GIVEN EXERCISE: Gather each line containing the string "credits" from these entries.

MATERIAL TO PROCESS:
* Begin *

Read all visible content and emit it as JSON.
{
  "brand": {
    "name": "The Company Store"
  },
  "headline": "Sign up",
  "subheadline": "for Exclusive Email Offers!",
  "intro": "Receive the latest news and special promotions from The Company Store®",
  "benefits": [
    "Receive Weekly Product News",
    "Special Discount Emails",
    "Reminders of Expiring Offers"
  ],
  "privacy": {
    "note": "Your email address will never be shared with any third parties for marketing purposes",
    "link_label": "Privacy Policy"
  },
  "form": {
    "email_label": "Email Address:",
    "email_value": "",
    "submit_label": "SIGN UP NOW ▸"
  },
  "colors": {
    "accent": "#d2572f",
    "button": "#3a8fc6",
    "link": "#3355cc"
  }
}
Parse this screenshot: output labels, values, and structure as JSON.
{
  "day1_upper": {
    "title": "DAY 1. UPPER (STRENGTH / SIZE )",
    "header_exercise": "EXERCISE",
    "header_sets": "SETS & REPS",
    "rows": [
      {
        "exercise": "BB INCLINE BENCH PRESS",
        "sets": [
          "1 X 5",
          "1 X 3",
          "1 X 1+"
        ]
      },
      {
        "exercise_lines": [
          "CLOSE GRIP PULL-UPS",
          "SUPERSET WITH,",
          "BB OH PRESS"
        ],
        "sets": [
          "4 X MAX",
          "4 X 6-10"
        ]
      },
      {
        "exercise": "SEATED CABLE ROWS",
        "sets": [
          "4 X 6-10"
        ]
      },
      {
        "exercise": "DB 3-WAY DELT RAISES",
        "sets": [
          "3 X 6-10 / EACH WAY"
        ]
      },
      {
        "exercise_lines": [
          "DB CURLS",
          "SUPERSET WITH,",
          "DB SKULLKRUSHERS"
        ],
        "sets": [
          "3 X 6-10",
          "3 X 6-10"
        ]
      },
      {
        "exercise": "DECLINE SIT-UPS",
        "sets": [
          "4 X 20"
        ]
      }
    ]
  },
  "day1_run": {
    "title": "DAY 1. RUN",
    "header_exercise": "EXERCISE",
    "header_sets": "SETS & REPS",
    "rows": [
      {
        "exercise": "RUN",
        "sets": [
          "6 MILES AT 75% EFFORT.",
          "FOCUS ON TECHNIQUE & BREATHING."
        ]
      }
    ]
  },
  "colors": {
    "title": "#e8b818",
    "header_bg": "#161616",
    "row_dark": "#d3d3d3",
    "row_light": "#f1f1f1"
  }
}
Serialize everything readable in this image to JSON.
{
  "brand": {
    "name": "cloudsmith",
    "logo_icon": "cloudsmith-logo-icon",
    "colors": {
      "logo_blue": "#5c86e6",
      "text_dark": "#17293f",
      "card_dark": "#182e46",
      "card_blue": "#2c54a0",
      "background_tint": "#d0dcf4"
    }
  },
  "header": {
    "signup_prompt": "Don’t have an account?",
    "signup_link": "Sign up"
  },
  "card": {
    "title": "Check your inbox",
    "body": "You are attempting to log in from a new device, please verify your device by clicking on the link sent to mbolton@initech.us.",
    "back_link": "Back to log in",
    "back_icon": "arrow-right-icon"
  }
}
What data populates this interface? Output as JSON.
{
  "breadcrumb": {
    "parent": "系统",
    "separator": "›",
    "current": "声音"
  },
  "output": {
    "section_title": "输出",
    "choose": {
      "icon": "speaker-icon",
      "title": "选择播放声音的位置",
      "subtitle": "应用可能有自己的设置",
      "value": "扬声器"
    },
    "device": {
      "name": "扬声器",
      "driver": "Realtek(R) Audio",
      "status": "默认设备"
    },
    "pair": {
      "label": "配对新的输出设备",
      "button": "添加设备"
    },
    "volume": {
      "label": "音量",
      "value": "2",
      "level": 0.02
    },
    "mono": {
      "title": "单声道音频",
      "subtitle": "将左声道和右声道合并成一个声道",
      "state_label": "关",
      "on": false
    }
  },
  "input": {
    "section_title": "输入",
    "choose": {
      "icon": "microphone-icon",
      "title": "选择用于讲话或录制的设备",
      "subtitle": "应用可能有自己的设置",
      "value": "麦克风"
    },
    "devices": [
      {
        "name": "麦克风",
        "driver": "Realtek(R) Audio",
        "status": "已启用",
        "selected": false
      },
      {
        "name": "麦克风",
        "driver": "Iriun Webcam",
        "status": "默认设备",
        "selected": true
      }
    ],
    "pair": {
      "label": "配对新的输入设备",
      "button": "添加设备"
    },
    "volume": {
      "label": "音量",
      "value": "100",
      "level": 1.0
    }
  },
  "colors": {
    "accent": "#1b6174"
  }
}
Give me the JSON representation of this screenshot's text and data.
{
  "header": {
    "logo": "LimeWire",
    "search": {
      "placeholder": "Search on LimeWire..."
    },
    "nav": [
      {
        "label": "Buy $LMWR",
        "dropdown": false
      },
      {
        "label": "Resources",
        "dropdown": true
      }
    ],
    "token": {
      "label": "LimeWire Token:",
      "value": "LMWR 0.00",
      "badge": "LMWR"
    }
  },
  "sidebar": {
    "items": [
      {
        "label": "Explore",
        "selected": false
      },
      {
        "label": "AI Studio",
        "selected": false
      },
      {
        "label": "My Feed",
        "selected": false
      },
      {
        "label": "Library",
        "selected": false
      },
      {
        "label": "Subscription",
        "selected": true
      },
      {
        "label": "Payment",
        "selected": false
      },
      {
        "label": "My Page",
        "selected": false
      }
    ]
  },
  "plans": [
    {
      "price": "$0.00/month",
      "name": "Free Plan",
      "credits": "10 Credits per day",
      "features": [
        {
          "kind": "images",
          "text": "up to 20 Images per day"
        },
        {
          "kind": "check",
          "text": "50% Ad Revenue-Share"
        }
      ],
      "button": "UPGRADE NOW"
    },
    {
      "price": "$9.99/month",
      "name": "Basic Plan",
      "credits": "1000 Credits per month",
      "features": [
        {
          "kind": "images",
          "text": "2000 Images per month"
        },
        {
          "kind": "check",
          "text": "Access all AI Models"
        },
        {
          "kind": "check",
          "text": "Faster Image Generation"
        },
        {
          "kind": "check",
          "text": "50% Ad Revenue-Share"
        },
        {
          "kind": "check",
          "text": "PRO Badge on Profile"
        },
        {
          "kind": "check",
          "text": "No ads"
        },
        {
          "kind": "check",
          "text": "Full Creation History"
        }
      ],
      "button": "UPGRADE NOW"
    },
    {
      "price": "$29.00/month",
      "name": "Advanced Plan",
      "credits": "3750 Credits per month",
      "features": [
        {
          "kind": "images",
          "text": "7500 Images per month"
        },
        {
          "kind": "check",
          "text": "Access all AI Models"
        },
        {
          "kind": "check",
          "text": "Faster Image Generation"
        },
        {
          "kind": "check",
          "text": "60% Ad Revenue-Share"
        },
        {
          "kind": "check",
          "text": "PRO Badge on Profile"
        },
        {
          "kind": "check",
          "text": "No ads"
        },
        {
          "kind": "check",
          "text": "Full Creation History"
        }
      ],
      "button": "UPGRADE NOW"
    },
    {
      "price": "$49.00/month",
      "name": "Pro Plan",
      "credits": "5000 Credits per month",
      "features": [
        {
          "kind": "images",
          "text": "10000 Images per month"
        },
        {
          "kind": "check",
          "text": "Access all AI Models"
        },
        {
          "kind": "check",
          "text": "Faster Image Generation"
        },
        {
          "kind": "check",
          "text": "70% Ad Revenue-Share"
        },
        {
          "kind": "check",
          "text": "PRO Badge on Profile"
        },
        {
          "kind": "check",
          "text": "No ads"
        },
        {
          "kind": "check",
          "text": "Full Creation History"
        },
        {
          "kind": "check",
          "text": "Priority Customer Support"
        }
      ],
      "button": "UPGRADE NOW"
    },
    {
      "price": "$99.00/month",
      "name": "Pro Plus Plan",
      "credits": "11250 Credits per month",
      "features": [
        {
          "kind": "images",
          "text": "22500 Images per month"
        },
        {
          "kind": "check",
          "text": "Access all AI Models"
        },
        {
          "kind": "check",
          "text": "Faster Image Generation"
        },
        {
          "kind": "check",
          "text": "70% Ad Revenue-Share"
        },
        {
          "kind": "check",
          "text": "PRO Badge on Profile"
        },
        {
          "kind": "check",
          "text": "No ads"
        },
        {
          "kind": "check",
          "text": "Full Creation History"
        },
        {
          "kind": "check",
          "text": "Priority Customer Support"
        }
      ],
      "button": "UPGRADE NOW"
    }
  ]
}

* End *

SOLUTION TO THE PROBLEM:
      "credits": "10 Credits per day",
      "credits": "1000 Credits per month",
      "credits": "3750 Credits per month",
      "credits": "5000 Credits per month",
      "credits": "11250 Credits per month",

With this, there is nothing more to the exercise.